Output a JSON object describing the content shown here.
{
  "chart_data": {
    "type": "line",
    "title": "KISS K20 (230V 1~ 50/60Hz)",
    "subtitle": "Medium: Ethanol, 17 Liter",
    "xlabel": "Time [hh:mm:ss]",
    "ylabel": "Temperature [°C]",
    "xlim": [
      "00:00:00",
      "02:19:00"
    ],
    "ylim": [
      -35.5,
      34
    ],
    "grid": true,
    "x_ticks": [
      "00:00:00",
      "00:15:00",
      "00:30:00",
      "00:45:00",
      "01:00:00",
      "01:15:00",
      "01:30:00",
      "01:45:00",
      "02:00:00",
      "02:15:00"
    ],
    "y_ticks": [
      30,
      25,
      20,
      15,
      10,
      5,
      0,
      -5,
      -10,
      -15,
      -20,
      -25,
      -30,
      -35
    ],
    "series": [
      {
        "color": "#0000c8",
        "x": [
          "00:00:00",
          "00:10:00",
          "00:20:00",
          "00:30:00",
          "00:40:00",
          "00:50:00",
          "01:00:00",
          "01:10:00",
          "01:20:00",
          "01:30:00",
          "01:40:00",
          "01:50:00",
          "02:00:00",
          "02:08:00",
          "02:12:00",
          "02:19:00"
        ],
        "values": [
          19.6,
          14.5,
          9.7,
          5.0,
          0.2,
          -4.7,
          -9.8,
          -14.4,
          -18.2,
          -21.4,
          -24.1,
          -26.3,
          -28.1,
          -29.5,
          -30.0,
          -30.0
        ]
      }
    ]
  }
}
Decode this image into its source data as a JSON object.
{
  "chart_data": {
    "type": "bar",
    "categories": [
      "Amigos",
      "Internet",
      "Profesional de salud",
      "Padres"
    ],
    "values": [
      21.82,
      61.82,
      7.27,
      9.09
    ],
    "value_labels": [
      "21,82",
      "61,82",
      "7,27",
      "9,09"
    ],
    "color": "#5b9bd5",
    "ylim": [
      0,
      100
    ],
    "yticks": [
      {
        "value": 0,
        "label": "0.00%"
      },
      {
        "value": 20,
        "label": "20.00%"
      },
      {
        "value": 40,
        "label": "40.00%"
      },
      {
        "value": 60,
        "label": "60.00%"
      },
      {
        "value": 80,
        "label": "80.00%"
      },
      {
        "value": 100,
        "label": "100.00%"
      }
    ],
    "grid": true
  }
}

_ _ _ _

Extract the full listing and reproduce each line exactly.

Output a JSON object describing the content shown here.
{
  "chart_data": {
    "type": "line",
    "title": "KISS K20 (230V 1~ 50/60Hz)",
    "subtitle": "Medium: Ethanol, 17 Liter",
    "xlabel": "Time [hh:mm:ss]",
    "ylabel": "Temperature [°C]",
    "xlim": [
      "00:00:00",
      "02:19:00"
    ],
    "ylim": [
      -35.5,
      34
    ],
    "grid": true,
    "x_ticks": [
      "00:00:00",
      "00:15:00",
      "00:30:00",
      "00:45:00",
      "01:00:00",
      "01:15:00",
      "01:30:00",
      "01:45:00",
      "02:00:00",
      "02:15:00"
    ],
    "y_ticks": [
      30,
      25,
      20,
      15,
      10,
      5,
      0,
      -5,
      -10,
      -15,
      -20,
      -25,
      -30,
      -35
    ],
    "series": [
      {
        "color": "#0000c8",
        "x": [
          "00:00:00",
          "00:10:00",
          "00:20:00",
          "00:30:00",
          "00:40:00",
          "00:50:00",
          "01:00:00",
          "01:10:00",
          "01:20:00",
          "01:30:00",
          "01:40:00",
          "01:50:00",
          "02:00:00",
          "02:08:00",
          "02:12:00",
          "02:19:00"
        ],
        "values": [
          19.6,
          14.5,
          9.7,
          5.0,
          0.2,
          -4.7,
          -9.8,
          -14.4,
          -18.2,
          -21.4,
          -24.1,
          -26.3,
          -28.1,
          -29.5,
          -30.0,
          -30.0
        ]
      }
    ]
  }
}
Decode this image into its source data as a JSON object.
{
  "chart_data": {
    "type": "bar",
    "categories": [
      "Amigos",
      "Internet",
      "Profesional de salud",
      "Padres"
    ],
    "values": [
      21.82,
      61.82,
      7.27,
      9.09
    ],
    "value_labels": [
      "21,82",
      "61,82",
      "7,27",
      "9,09"
    ],
    "color": "#5b9bd5",
    "ylim": [
      0,
      100
    ],
    "yticks": [
      {
        "value": 0,
        "label": "0.00%"
      },
      {
        "value": 20,
        "label": "20.00%"
      },
      {
        "value": 40,
        "label": "40.00%"
      },
      {
        "value": 60,
        "label": "60.00%"
      },
      {
        "value": 80,
        "label": "80.00%"
      },
      {
        "value": 100,
        "label": "100.00%"
      }
    ],
    "grid": true
  }
}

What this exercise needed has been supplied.